▶ _Challenge_
Exclude the pictures; give every entry again exactly as written.

(Collected data entries)
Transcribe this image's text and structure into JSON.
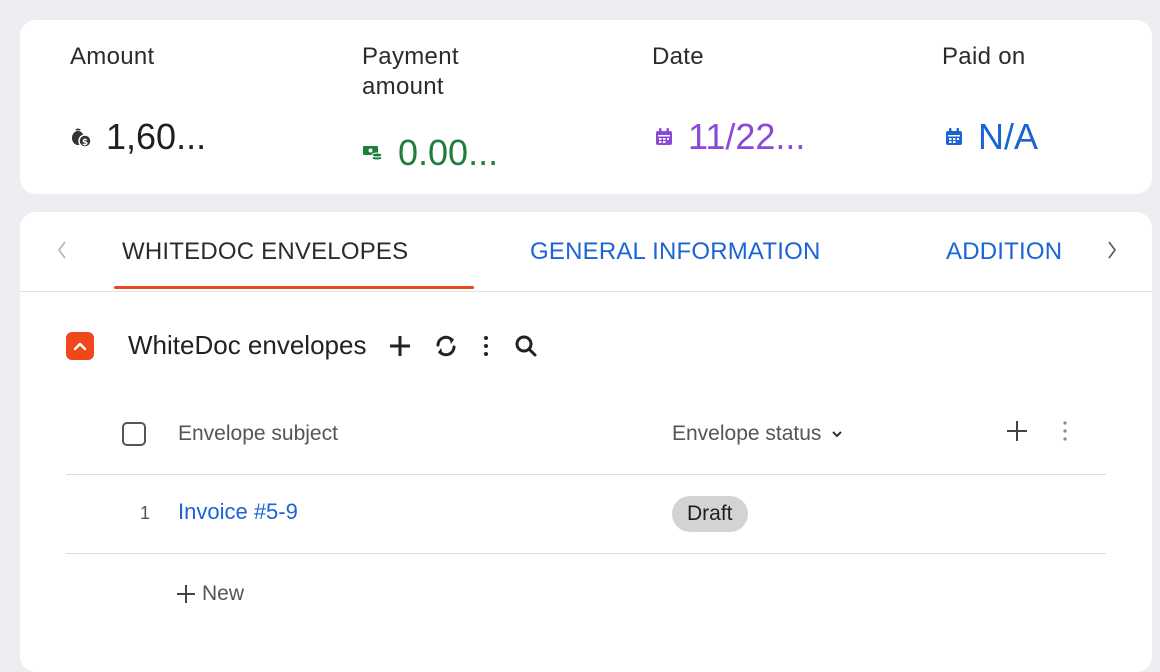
{
  "summary": {
    "amount": {
      "label": "Amount",
      "value": "1,60..."
    },
    "payment_amount": {
      "label": "Payment amount",
      "value": "0.00..."
    },
    "date": {
      "label": "Date",
      "value": "11/22..."
    },
    "paid_on": {
      "label": "Paid on",
      "value": "N/A"
    }
  },
  "tabs": [
    {
      "label": "WHITEDOC ENVELOPES",
      "active": true
    },
    {
      "label": "GENERAL INFORMATION",
      "active": false
    },
    {
      "label": "ADDITION",
      "active": false
    }
  ],
  "section": {
    "title": "WhiteDoc envelopes",
    "icons": [
      "add-icon",
      "refresh-icon",
      "more-vertical-icon",
      "search-icon"
    ]
  },
  "table": {
    "columns": [
      "Envelope subject",
      "Envelope status"
    ],
    "rows": [
      {
        "num": "1",
        "subject": "Invoice #5-9",
        "status": "Draft"
      }
    ],
    "new_label": "New"
  },
  "colors": {
    "accent_orange": "#f0481d",
    "link_blue": "#1a64d6",
    "money_green": "#1e7f3a",
    "date_purple": "#8b49d8"
  }
}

▶ _Answer to the problem_
Transcribe this image's text and structure into JSON.
{
  "summary": {
    "amount": {
      "label": "Amount",
      "value": "1,60..."
    },
    "payment_amount": {
      "label": "Payment amount",
      "value": "0.00..."
    },
    "date": {
      "label": "Date",
      "value": "11/22..."
    },
    "paid_on": {
      "label": "Paid on",
      "value": "N/A"
    }
  },
  "tabs": [
    {
      "label": "WHITEDOC ENVELOPES",
      "active": true
    },
    {
      "label": "GENERAL INFORMATION",
      "active": false
    },
    {
      "label": "ADDITION",
      "active": false
    }
  ],
  "section": {
    "title": "WhiteDoc envelopes",
    "icons": [
      "add-icon",
      "refresh-icon",
      "more-vertical-icon",
      "search-icon"
    ]
  },
  "table": {
    "columns": [
      "Envelope subject",
      "Envelope status"
    ],
    "rows": [
      {
        "num": "1",
        "subject": "Invoice #5-9",
        "status": "Draft"
      }
    ],
    "new_label": "New"
  },
  "colors": {
    "accent_orange": "#f0481d",
    "link_blue": "#1a64d6",
    "money_green": "#1e7f3a",
    "date_purple": "#8b49d8"
  }
}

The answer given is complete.